• **Set exercise**
Copy all of the material exactly. Pictures are not to appear in the copy.

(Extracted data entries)
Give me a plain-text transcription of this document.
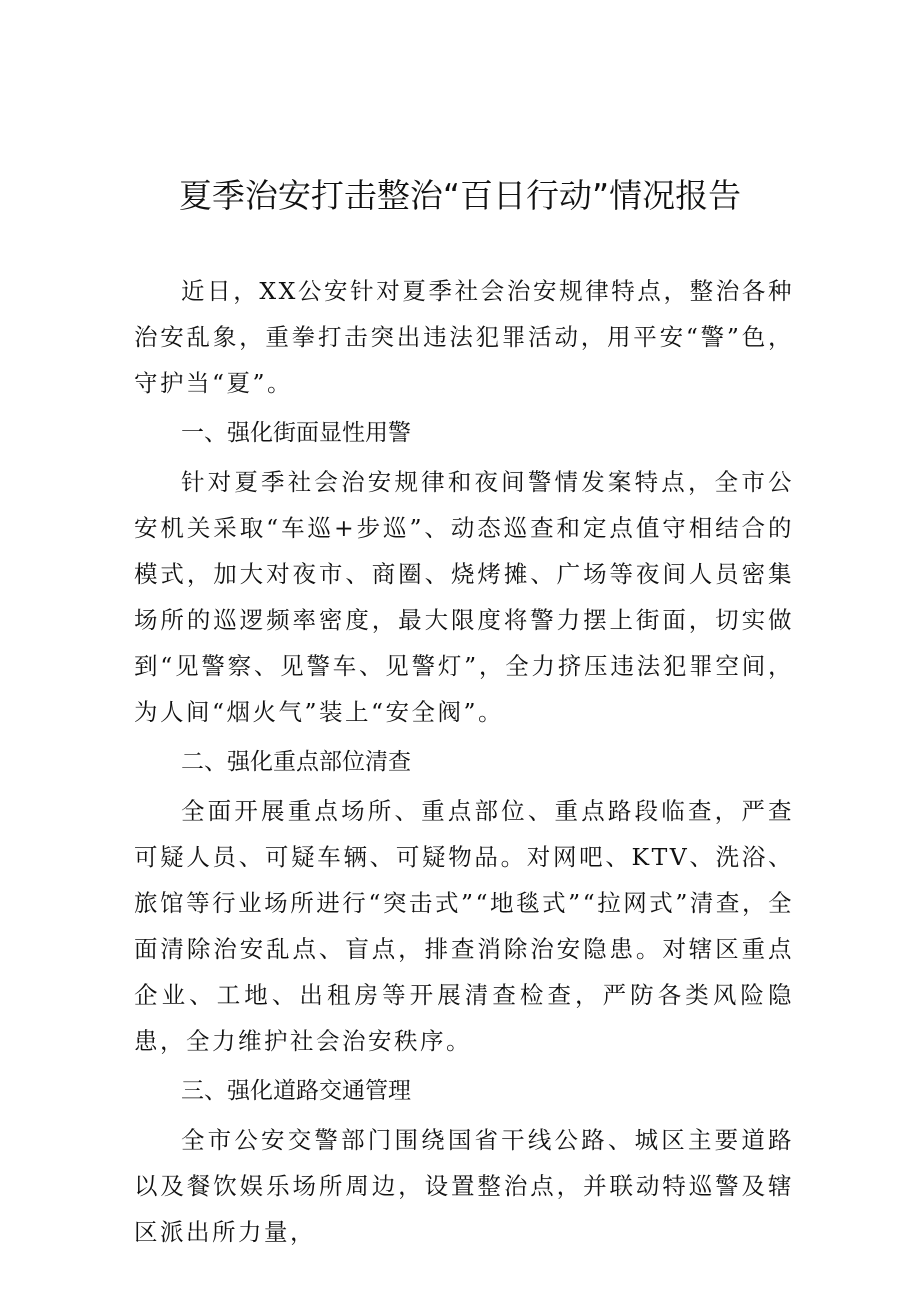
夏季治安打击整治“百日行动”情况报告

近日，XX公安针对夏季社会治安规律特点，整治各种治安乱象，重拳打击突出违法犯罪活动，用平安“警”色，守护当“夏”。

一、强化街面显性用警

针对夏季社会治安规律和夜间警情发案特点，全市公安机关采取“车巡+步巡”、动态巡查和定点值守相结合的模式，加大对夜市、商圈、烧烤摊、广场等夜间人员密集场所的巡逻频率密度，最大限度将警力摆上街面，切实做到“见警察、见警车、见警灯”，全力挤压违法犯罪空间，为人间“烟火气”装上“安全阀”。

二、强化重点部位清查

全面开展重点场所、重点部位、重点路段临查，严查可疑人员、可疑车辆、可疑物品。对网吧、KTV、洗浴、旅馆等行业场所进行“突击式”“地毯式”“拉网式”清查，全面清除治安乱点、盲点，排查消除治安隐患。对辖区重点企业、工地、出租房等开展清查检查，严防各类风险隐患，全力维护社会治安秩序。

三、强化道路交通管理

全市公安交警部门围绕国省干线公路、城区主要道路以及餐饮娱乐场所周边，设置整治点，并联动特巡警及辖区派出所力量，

• **Expected answer**
Give me a plain-text transcription of this document.
夏季治安打击整治“百日行动”情况报告

近日，XX公安针对夏季社会治安规律特点，整治各种治安乱象，重拳打击突出违法犯罪活动，用平安“警”色，守护当“夏”。

一、强化街面显性用警

针对夏季社会治安规律和夜间警情发案特点，全市公安机关采取“车巡+步巡”、动态巡查和定点值守相结合的模式，加大对夜市、商圈、烧烤摊、广场等夜间人员密集场所的巡逻频率密度，最大限度将警力摆上街面，切实做到“见警察、见警车、见警灯”，全力挤压违法犯罪空间，为人间“烟火气”装上“安全阀”。

二、强化重点部位清查

全面开展重点场所、重点部位、重点路段临查，严查可疑人员、可疑车辆、可疑物品。对网吧、KTV、洗浴、旅馆等行业场所进行“突击式”“地毯式”“拉网式”清查，全面清除治安乱点、盲点，排查消除治安隐患。对辖区重点企业、工地、出租房等开展清查检查，严防各类风险隐患，全力维护社会治安秩序。

三、强化道路交通管理

全市公安交警部门围绕国省干线公路、城区主要道路以及餐饮娱乐场所周边，设置整治点，并联动特巡警及辖区派出所力量，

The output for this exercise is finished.